# START OF Dataset records
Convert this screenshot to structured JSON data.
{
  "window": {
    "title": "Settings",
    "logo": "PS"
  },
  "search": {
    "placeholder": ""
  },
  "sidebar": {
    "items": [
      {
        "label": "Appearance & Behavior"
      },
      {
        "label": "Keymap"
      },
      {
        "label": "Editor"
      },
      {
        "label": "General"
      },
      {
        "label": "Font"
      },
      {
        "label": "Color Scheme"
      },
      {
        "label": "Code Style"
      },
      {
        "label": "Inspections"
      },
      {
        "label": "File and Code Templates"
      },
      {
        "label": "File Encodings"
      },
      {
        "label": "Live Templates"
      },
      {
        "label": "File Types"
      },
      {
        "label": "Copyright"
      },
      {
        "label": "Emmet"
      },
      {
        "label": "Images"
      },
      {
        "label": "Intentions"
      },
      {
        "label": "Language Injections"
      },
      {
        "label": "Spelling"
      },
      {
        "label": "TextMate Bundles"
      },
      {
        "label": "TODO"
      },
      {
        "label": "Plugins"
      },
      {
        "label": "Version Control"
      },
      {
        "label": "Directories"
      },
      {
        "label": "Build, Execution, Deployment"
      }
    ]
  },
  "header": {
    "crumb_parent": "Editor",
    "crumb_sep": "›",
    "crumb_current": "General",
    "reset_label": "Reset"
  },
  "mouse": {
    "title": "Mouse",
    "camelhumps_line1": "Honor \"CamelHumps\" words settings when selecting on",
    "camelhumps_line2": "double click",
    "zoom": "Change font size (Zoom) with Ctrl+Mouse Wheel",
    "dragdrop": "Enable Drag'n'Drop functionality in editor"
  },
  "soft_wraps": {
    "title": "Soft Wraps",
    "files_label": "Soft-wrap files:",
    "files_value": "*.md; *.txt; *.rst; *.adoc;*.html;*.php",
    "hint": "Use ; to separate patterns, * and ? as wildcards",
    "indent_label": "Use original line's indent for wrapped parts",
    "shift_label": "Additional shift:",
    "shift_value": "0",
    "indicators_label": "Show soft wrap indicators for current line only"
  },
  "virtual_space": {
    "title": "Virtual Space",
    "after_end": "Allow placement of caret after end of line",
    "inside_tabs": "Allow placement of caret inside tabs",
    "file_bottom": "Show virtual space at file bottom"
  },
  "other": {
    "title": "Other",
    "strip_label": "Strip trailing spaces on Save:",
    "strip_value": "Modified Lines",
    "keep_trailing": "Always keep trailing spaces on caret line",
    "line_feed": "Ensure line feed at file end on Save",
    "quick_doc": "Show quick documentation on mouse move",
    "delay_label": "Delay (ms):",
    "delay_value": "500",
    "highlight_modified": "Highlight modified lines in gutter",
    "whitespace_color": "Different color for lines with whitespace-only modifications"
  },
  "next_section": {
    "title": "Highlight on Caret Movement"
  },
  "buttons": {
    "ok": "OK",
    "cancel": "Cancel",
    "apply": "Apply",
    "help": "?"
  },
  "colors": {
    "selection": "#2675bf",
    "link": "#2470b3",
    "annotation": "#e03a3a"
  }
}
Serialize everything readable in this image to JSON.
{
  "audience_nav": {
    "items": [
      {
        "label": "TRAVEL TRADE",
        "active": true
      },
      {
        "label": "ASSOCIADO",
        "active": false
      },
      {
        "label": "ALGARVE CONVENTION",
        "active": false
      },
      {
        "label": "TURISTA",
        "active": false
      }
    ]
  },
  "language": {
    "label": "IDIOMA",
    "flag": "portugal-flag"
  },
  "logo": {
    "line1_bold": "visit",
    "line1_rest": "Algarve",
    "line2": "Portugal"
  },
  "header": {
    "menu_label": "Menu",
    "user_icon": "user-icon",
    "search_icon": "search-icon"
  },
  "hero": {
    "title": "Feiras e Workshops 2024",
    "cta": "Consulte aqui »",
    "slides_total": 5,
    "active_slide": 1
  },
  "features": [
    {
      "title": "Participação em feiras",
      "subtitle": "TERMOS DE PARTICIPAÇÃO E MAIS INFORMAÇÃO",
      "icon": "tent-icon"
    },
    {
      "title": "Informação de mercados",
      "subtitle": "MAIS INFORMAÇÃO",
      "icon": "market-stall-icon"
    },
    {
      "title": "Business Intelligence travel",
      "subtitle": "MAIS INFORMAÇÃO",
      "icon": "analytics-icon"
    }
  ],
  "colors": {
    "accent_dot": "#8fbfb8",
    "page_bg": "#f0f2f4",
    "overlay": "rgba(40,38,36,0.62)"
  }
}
# END OF Dataset records
Give the entries once more, exactly as they appear.

■ **Answer to this task**
Convert this screenshot to structured JSON data.
{
  "window": {
    "title": "Settings",
    "logo": "PS"
  },
  "search": {
    "placeholder": ""
  },
  "sidebar": {
    "items": [
      {
        "label": "Appearance & Behavior"
      },
      {
        "label": "Keymap"
      },
      {
        "label": "Editor"
      },
      {
        "label": "General"
      },
      {
        "label": "Font"
      },
      {
        "label": "Color Scheme"
      },
      {
        "label": "Code Style"
      },
      {
        "label": "Inspections"
      },
      {
        "label": "File and Code Templates"
      },
      {
        "label": "File Encodings"
      },
      {
        "label": "Live Templates"
      },
      {
        "label": "File Types"
      },
      {
        "label": "Copyright"
      },
      {
        "label": "Emmet"
      },
      {
        "label": "Images"
      },
      {
        "label": "Intentions"
      },
      {
        "label": "Language Injections"
      },
      {
        "label": "Spelling"
      },
      {
        "label": "TextMate Bundles"
      },
      {
        "label": "TODO"
      },
      {
        "label": "Plugins"
      },
      {
        "label": "Version Control"
      },
      {
        "label": "Directories"
      },
      {
        "label": "Build, Execution, Deployment"
      }
    ]
  },
  "header": {
    "crumb_parent": "Editor",
    "crumb_sep": "›",
    "crumb_current": "General",
    "reset_label": "Reset"
  },
  "mouse": {
    "title": "Mouse",
    "camelhumps_line1": "Honor \"CamelHumps\" words settings when selecting on",
    "camelhumps_line2": "double click",
    "zoom": "Change font size (Zoom) with Ctrl+Mouse Wheel",
    "dragdrop": "Enable Drag'n'Drop functionality in editor"
  },
  "soft_wraps": {
    "title": "Soft Wraps",
    "files_label": "Soft-wrap files:",
    "files_value": "*.md; *.txt; *.rst; *.adoc;*.html;*.php",
    "hint": "Use ; to separate patterns, * and ? as wildcards",
    "indent_label": "Use original line's indent for wrapped parts",
    "shift_label": "Additional shift:",
    "shift_value": "0",
    "indicators_label": "Show soft wrap indicators for current line only"
  },
  "virtual_space": {
    "title": "Virtual Space",
    "after_end": "Allow placement of caret after end of line",
    "inside_tabs": "Allow placement of caret inside tabs",
    "file_bottom": "Show virtual space at file bottom"
  },
  "other": {
    "title": "Other",
    "strip_label": "Strip trailing spaces on Save:",
    "strip_value": "Modified Lines",
    "keep_trailing": "Always keep trailing spaces on caret line",
    "line_feed": "Ensure line feed at file end on Save",
    "quick_doc": "Show quick documentation on mouse move",
    "delay_label": "Delay (ms):",
    "delay_value": "500",
    "highlight_modified": "Highlight modified lines in gutter",
    "whitespace_color": "Different color for lines with whitespace-only modifications"
  },
  "next_section": {
    "title": "Highlight on Caret Movement"
  },
  "buttons": {
    "ok": "OK",
    "cancel": "Cancel",
    "apply": "Apply",
    "help": "?"
  },
  "colors": {
    "selection": "#2675bf",
    "link": "#2470b3",
    "annotation": "#e03a3a"
  }
}
Serialize everything readable in this image to JSON.
{
  "audience_nav": {
    "items": [
      {
        "label": "TRAVEL TRADE",
        "active": true
      },
      {
        "label": "ASSOCIADO",
        "active": false
      },
      {
        "label": "ALGARVE CONVENTION",
        "active": false
      },
      {
        "label": "TURISTA",
        "active": false
      }
    ]
  },
  "language": {
    "label": "IDIOMA",
    "flag": "portugal-flag"
  },
  "logo": {
    "line1_bold": "visit",
    "line1_rest": "Algarve",
    "line2": "Portugal"
  },
  "header": {
    "menu_label": "Menu",
    "user_icon": "user-icon",
    "search_icon": "search-icon"
  },
  "hero": {
    "title": "Feiras e Workshops 2024",
    "cta": "Consulte aqui »",
    "slides_total": 5,
    "active_slide": 1
  },
  "features": [
    {
      "title": "Participação em feiras",
      "subtitle": "TERMOS DE PARTICIPAÇÃO E MAIS INFORMAÇÃO",
      "icon": "tent-icon"
    },
    {
      "title": "Informação de mercados",
      "subtitle": "MAIS INFORMAÇÃO",
      "icon": "market-stall-icon"
    },
    {
      "title": "Business Intelligence travel",
      "subtitle": "MAIS INFORMAÇÃO",
      "icon": "analytics-icon"
    }
  ],
  "colors": {
    "accent_dot": "#8fbfb8",
    "page_bg": "#f0f2f4",
    "overlay": "rgba(40,38,36,0.62)"
  }
}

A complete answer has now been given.